Content starts

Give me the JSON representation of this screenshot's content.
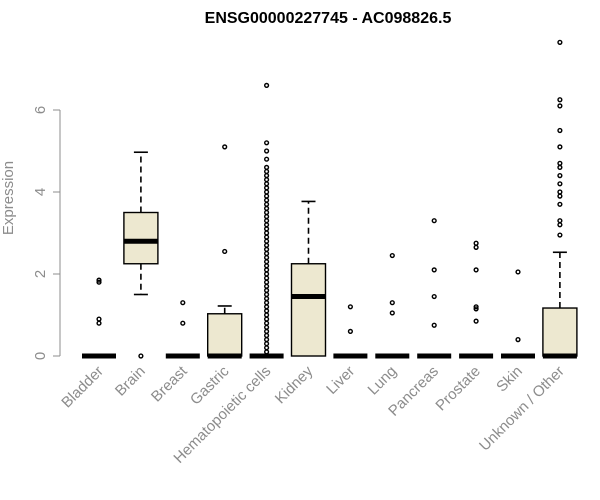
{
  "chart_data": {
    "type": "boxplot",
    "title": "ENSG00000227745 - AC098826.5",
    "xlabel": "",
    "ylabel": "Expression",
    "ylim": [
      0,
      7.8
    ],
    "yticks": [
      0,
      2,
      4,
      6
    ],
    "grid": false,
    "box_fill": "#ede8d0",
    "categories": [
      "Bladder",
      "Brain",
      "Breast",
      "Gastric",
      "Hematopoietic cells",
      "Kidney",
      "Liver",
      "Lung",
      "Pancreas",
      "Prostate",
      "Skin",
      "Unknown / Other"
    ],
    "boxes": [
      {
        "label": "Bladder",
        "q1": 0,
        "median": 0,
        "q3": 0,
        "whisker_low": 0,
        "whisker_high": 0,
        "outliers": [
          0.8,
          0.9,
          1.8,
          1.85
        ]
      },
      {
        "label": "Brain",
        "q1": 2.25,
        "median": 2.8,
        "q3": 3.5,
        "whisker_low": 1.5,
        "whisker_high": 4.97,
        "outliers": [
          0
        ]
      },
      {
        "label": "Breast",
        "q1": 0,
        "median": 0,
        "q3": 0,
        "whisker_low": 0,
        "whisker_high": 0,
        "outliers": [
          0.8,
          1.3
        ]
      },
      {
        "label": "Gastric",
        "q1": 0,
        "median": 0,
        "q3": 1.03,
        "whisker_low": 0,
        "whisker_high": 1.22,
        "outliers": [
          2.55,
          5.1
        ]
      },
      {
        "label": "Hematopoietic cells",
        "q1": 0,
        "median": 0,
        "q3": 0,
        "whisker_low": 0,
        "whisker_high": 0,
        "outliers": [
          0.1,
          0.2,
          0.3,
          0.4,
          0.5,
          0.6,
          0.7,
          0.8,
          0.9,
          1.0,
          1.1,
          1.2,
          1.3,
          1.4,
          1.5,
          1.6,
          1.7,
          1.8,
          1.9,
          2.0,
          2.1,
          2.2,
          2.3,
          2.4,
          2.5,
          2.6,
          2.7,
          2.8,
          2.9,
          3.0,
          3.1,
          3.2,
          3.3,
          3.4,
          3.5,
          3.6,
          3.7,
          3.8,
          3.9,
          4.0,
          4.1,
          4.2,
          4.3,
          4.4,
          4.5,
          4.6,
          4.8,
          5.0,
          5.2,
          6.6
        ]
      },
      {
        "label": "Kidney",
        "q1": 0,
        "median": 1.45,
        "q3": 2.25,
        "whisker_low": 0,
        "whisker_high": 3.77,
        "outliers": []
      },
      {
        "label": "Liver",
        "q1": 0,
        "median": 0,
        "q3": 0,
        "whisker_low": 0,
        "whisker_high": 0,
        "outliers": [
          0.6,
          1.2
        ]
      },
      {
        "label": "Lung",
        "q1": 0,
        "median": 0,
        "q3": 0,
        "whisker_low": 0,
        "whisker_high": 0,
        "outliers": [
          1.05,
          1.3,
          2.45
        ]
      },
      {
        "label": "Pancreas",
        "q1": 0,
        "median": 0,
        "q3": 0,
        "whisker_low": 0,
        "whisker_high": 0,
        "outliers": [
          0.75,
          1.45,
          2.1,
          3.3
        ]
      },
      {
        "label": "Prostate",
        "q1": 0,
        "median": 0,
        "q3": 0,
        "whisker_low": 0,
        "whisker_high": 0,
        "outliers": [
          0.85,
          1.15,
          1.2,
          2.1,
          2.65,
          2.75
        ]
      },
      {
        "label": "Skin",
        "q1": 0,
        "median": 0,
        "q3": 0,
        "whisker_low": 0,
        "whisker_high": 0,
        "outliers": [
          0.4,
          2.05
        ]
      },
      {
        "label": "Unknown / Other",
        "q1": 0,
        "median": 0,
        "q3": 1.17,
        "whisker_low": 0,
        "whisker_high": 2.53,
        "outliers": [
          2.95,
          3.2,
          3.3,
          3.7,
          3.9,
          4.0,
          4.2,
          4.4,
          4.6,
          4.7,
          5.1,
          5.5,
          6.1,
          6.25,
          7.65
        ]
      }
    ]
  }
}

Content ends
Content starts

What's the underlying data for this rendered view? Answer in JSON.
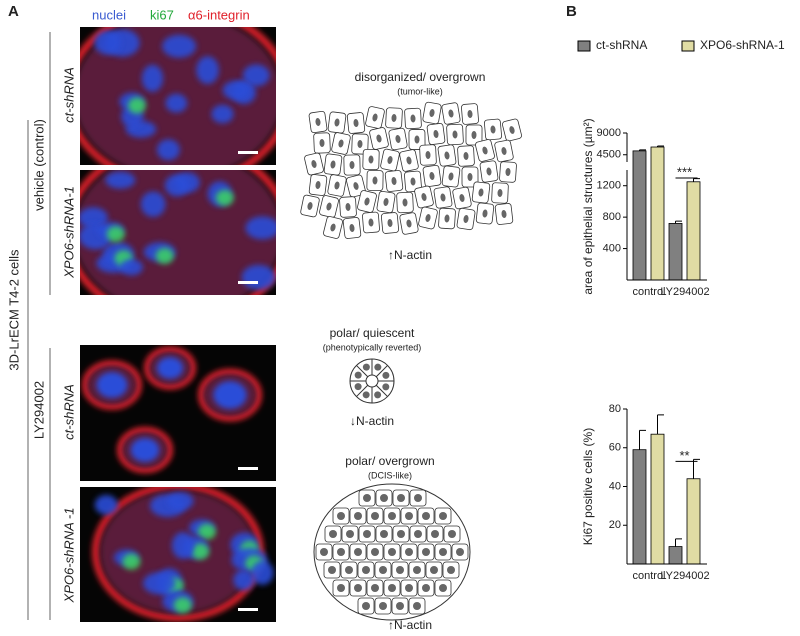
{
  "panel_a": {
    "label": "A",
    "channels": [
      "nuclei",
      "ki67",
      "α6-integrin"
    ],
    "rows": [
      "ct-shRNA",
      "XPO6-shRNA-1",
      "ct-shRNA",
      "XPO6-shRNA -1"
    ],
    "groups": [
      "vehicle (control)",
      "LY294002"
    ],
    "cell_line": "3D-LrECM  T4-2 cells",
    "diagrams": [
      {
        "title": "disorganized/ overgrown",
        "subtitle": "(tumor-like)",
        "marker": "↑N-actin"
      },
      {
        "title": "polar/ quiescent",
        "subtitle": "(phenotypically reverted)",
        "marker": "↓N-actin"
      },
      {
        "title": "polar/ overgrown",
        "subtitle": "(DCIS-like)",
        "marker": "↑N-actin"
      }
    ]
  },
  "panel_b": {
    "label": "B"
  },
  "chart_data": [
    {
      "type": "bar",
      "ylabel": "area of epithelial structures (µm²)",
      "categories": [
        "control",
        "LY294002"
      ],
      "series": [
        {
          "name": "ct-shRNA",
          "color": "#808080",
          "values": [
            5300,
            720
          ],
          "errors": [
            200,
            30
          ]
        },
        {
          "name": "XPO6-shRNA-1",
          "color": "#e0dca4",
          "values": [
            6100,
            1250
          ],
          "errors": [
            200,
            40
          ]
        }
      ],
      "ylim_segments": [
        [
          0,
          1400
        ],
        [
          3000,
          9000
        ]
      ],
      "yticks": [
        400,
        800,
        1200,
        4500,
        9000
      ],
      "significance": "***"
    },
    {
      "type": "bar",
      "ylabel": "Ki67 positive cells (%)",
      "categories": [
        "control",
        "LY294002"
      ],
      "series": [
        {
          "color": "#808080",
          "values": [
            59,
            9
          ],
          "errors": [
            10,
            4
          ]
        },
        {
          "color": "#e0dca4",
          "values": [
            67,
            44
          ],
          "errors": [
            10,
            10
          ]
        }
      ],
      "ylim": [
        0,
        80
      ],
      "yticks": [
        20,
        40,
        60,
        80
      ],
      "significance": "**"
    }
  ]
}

Content ends
Content starts

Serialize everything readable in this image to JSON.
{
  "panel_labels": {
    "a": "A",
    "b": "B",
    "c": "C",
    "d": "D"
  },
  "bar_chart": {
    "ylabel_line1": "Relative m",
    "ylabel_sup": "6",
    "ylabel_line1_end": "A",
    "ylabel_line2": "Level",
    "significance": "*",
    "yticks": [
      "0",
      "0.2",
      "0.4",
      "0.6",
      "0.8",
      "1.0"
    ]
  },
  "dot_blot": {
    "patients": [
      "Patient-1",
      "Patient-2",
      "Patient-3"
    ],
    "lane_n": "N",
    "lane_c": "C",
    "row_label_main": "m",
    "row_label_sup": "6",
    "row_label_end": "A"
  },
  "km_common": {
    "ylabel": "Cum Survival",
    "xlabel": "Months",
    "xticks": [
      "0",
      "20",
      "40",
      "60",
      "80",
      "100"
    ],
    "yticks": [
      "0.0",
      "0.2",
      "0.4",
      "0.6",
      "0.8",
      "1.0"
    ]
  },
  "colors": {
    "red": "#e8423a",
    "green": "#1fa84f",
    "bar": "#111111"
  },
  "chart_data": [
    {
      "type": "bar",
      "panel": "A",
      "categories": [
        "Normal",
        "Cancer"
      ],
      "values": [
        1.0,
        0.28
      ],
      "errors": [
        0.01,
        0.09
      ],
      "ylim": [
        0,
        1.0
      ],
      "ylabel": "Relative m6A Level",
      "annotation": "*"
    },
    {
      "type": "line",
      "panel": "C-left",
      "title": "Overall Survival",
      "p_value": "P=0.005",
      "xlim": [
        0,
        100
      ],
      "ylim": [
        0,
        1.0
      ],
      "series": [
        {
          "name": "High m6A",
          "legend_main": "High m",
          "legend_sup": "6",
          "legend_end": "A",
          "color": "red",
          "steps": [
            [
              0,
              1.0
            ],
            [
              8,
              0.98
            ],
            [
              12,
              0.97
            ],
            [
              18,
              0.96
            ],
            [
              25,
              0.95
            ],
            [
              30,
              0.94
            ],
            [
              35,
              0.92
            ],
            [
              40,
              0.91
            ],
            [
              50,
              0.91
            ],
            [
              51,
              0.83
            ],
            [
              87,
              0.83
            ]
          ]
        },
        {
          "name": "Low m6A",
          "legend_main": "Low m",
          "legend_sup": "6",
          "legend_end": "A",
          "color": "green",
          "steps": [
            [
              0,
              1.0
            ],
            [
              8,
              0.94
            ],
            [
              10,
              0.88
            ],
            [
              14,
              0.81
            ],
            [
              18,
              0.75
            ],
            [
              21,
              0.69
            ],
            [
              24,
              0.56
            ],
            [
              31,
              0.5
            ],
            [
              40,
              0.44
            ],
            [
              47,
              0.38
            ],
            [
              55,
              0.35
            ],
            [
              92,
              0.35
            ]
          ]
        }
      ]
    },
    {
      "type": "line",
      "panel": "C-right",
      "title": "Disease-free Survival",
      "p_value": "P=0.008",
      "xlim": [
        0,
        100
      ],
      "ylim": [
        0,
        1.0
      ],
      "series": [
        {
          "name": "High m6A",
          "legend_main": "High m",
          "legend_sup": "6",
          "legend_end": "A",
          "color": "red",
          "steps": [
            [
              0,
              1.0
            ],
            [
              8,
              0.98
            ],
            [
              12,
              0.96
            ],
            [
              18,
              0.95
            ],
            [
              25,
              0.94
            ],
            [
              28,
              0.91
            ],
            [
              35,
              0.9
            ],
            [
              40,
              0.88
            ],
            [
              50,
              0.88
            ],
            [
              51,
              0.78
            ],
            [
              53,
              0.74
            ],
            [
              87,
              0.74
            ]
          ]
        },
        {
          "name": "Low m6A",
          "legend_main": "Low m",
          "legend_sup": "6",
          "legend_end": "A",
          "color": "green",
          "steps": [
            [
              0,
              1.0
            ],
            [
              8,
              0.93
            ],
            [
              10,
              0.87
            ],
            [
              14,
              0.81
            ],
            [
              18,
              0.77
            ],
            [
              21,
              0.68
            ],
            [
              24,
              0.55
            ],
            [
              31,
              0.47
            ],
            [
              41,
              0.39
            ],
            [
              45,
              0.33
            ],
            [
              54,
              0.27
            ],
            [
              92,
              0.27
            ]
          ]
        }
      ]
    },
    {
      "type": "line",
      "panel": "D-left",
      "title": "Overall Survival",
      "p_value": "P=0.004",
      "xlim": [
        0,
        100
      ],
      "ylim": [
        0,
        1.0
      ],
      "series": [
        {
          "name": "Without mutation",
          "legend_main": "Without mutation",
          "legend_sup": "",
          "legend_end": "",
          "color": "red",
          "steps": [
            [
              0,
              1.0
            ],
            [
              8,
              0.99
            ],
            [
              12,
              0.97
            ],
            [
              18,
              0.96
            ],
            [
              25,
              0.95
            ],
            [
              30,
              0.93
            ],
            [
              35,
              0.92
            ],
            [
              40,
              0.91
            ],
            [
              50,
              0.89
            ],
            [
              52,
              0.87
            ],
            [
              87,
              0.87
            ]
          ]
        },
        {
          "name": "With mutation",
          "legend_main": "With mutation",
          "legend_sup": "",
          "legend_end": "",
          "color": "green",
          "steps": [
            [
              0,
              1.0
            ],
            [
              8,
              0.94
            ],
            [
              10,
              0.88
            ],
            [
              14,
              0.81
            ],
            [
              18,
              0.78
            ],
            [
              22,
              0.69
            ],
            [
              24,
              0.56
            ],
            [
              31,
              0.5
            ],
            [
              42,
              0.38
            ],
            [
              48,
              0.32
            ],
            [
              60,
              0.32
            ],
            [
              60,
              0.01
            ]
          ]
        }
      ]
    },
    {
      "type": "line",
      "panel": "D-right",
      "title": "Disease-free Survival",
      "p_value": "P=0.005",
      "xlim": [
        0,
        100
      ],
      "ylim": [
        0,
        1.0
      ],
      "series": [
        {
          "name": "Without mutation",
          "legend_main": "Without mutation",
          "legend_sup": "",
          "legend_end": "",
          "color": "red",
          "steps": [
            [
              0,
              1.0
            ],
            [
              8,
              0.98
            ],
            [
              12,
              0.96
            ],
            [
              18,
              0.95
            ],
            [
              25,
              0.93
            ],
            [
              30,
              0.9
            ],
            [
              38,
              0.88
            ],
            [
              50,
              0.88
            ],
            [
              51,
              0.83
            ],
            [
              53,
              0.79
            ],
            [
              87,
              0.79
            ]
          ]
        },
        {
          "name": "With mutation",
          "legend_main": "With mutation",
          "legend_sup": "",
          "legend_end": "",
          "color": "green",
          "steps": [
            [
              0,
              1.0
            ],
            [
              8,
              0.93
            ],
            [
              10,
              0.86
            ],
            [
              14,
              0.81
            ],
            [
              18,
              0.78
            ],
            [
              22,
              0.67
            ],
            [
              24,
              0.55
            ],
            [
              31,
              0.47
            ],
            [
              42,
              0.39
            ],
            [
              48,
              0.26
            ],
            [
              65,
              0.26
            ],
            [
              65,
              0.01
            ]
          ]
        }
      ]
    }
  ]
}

Content ends

-- Directions --
Some lines in the records above contain "Level". Count them and give the number only.

-- Reply --
2